■ Records for processing ■
---
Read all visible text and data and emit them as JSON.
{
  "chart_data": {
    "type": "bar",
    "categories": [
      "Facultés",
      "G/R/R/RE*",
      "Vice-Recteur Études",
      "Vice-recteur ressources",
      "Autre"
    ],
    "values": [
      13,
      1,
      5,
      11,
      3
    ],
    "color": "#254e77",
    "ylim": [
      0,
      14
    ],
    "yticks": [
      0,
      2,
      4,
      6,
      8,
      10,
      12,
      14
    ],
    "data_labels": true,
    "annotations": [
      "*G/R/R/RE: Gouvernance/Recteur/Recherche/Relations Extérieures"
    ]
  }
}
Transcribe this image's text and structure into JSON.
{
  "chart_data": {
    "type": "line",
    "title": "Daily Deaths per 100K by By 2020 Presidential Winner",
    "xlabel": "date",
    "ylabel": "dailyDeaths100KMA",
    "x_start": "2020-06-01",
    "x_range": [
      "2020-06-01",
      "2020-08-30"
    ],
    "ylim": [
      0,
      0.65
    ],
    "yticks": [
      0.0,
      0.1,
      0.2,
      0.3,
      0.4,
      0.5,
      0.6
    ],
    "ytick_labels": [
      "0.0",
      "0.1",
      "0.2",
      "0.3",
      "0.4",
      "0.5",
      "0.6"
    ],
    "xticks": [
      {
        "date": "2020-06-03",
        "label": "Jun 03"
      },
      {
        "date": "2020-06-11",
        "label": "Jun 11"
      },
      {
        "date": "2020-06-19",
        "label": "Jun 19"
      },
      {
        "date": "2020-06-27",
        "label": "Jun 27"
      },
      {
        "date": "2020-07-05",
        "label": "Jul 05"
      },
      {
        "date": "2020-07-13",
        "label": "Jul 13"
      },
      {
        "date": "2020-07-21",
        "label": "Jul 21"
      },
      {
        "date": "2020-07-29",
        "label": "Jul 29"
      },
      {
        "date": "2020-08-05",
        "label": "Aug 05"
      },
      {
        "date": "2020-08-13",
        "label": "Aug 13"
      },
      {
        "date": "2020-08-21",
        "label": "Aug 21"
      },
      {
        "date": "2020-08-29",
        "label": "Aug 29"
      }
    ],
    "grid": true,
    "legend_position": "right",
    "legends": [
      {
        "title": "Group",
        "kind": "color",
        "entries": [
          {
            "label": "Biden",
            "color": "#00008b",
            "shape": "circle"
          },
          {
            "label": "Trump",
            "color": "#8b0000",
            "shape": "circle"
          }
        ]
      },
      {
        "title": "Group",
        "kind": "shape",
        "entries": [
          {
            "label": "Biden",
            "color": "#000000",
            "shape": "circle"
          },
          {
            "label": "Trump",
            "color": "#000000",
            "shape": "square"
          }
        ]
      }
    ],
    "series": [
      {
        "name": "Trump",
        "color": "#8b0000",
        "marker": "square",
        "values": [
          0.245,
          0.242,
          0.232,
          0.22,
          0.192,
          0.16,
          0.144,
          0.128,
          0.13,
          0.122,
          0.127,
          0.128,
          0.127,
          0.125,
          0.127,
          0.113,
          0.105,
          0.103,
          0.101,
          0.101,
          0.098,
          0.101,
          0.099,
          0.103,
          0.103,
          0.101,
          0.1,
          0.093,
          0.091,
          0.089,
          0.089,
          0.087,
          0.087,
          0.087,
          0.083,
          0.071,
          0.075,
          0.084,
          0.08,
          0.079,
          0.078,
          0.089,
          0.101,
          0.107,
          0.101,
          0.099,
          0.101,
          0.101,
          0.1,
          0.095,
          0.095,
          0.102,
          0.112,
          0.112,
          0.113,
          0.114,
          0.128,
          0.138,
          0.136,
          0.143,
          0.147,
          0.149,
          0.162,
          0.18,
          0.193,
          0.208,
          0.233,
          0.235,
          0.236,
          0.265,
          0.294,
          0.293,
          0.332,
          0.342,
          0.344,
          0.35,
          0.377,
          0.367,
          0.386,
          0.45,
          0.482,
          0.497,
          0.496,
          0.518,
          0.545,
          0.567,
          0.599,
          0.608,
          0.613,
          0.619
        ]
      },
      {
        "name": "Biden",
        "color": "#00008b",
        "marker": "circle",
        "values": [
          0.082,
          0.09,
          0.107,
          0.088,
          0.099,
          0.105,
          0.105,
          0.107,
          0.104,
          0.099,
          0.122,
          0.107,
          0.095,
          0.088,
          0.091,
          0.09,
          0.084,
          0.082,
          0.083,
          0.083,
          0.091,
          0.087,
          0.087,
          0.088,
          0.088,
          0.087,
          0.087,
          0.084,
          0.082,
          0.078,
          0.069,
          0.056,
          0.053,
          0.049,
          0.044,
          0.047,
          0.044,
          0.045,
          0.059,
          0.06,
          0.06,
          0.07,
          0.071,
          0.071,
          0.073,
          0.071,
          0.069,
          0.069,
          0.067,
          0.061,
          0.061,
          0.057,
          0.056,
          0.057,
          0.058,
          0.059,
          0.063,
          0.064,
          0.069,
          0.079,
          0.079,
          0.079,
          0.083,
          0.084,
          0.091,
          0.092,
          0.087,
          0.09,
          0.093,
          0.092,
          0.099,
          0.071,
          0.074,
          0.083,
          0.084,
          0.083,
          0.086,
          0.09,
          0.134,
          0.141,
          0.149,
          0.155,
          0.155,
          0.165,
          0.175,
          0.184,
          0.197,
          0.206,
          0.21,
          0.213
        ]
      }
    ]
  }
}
---
■ What you need to do ■
Repeat the data in its entirety, character for character.

■ Result for this exercise ■
Read all visible text and data and emit them as JSON.
{
  "chart_data": {
    "type": "bar",
    "categories": [
      "Facultés",
      "G/R/R/RE*",
      "Vice-Recteur Études",
      "Vice-recteur ressources",
      "Autre"
    ],
    "values": [
      13,
      1,
      5,
      11,
      3
    ],
    "color": "#254e77",
    "ylim": [
      0,
      14
    ],
    "yticks": [
      0,
      2,
      4,
      6,
      8,
      10,
      12,
      14
    ],
    "data_labels": true,
    "annotations": [
      "*G/R/R/RE: Gouvernance/Recteur/Recherche/Relations Extérieures"
    ]
  }
}
Transcribe this image's text and structure into JSON.
{
  "chart_data": {
    "type": "line",
    "title": "Daily Deaths per 100K by By 2020 Presidential Winner",
    "xlabel": "date",
    "ylabel": "dailyDeaths100KMA",
    "x_start": "2020-06-01",
    "x_range": [
      "2020-06-01",
      "2020-08-30"
    ],
    "ylim": [
      0,
      0.65
    ],
    "yticks": [
      0.0,
      0.1,
      0.2,
      0.3,
      0.4,
      0.5,
      0.6
    ],
    "ytick_labels": [
      "0.0",
      "0.1",
      "0.2",
      "0.3",
      "0.4",
      "0.5",
      "0.6"
    ],
    "xticks": [
      {
        "date": "2020-06-03",
        "label": "Jun 03"
      },
      {
        "date": "2020-06-11",
        "label": "Jun 11"
      },
      {
        "date": "2020-06-19",
        "label": "Jun 19"
      },
      {
        "date": "2020-06-27",
        "label": "Jun 27"
      },
      {
        "date": "2020-07-05",
        "label": "Jul 05"
      },
      {
        "date": "2020-07-13",
        "label": "Jul 13"
      },
      {
        "date": "2020-07-21",
        "label": "Jul 21"
      },
      {
        "date": "2020-07-29",
        "label": "Jul 29"
      },
      {
        "date": "2020-08-05",
        "label": "Aug 05"
      },
      {
        "date": "2020-08-13",
        "label": "Aug 13"
      },
      {
        "date": "2020-08-21",
        "label": "Aug 21"
      },
      {
        "date": "2020-08-29",
        "label": "Aug 29"
      }
    ],
    "grid": true,
    "legend_position": "right",
    "legends": [
      {
        "title": "Group",
        "kind": "color",
        "entries": [
          {
            "label": "Biden",
            "color": "#00008b",
            "shape": "circle"
          },
          {
            "label": "Trump",
            "color": "#8b0000",
            "shape": "circle"
          }
        ]
      },
      {
        "title": "Group",
        "kind": "shape",
        "entries": [
          {
            "label": "Biden",
            "color": "#000000",
            "shape": "circle"
          },
          {
            "label": "Trump",
            "color": "#000000",
            "shape": "square"
          }
        ]
      }
    ],
    "series": [
      {
        "name": "Trump",
        "color": "#8b0000",
        "marker": "square",
        "values": [
          0.245,
          0.242,
          0.232,
          0.22,
          0.192,
          0.16,
          0.144,
          0.128,
          0.13,
          0.122,
          0.127,
          0.128,
          0.127,
          0.125,
          0.127,
          0.113,
          0.105,
          0.103,
          0.101,
          0.101,
          0.098,
          0.101,
          0.099,
          0.103,
          0.103,
          0.101,
          0.1,
          0.093,
          0.091,
          0.089,
          0.089,
          0.087,
          0.087,
          0.087,
          0.083,
          0.071,
          0.075,
          0.084,
          0.08,
          0.079,
          0.078,
          0.089,
          0.101,
          0.107,
          0.101,
          0.099,
          0.101,
          0.101,
          0.1,
          0.095,
          0.095,
          0.102,
          0.112,
          0.112,
          0.113,
          0.114,
          0.128,
          0.138,
          0.136,
          0.143,
          0.147,
          0.149,
          0.162,
          0.18,
          0.193,
          0.208,
          0.233,
          0.235,
          0.236,
          0.265,
          0.294,
          0.293,
          0.332,
          0.342,
          0.344,
          0.35,
          0.377,
          0.367,
          0.386,
          0.45,
          0.482,
          0.497,
          0.496,
          0.518,
          0.545,
          0.567,
          0.599,
          0.608,
          0.613,
          0.619
        ]
      },
      {
        "name": "Biden",
        "color": "#00008b",
        "marker": "circle",
        "values": [
          0.082,
          0.09,
          0.107,
          0.088,
          0.099,
          0.105,
          0.105,
          0.107,
          0.104,
          0.099,
          0.122,
          0.107,
          0.095,
          0.088,
          0.091,
          0.09,
          0.084,
          0.082,
          0.083,
          0.083,
          0.091,
          0.087,
          0.087,
          0.088,
          0.088,
          0.087,
          0.087,
          0.084,
          0.082,
          0.078,
          0.069,
          0.056,
          0.053,
          0.049,
          0.044,
          0.047,
          0.044,
          0.045,
          0.059,
          0.06,
          0.06,
          0.07,
          0.071,
          0.071,
          0.073,
          0.071,
          0.069,
          0.069,
          0.067,
          0.061,
          0.061,
          0.057,
          0.056,
          0.057,
          0.058,
          0.059,
          0.063,
          0.064,
          0.069,
          0.079,
          0.079,
          0.079,
          0.083,
          0.084,
          0.091,
          0.092,
          0.087,
          0.09,
          0.093,
          0.092,
          0.099,
          0.071,
          0.074,
          0.083,
          0.084,
          0.083,
          0.086,
          0.09,
          0.134,
          0.141,
          0.149,
          0.155,
          0.155,
          0.165,
          0.175,
          0.184,
          0.197,
          0.206,
          0.21,
          0.213
        ]
      }
    ]
  }
}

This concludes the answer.